Provided data ▸
[start]

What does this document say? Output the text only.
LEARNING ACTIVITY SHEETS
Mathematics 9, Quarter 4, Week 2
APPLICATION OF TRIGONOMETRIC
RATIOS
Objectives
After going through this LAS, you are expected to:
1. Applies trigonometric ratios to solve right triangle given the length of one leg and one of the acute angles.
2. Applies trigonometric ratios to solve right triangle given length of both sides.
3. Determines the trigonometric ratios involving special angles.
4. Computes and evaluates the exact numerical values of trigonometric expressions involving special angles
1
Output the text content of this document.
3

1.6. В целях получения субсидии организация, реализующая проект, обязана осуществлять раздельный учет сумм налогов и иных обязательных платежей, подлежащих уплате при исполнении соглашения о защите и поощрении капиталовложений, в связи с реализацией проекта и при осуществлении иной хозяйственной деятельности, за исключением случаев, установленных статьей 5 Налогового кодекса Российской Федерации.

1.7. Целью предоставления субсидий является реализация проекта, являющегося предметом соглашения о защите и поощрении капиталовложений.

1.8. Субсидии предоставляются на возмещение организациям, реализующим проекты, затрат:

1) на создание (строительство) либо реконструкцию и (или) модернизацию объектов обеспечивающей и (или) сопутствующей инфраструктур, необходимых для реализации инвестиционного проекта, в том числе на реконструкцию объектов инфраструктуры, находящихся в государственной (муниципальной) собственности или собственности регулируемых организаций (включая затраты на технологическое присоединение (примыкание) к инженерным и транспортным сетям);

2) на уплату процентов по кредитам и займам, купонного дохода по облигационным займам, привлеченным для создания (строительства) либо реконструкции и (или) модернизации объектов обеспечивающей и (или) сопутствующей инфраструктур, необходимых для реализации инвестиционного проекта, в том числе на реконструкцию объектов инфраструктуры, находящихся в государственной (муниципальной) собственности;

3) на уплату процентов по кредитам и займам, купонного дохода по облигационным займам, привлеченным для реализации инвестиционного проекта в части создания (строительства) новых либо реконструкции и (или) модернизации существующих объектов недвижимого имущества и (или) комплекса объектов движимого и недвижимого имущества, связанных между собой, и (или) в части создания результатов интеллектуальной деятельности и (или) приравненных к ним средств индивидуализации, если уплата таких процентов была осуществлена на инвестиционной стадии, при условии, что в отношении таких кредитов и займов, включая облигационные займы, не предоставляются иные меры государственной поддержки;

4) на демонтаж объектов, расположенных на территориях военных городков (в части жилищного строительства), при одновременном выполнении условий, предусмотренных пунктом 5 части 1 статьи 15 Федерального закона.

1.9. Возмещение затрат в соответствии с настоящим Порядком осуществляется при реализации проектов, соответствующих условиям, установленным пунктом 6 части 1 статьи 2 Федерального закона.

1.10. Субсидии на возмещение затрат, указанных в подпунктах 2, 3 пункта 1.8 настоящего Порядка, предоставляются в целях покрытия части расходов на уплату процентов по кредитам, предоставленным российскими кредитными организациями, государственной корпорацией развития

[end]

List every line above that holds the word "angles".

1. Applies trigonometric ratios to solve right triangle given the length of one leg and one of the acute angles.
3. Determines the trigonometric ratios involving special angles.
4. Computes and evaluates the exact numerical values of trigonometric expressions involving special angles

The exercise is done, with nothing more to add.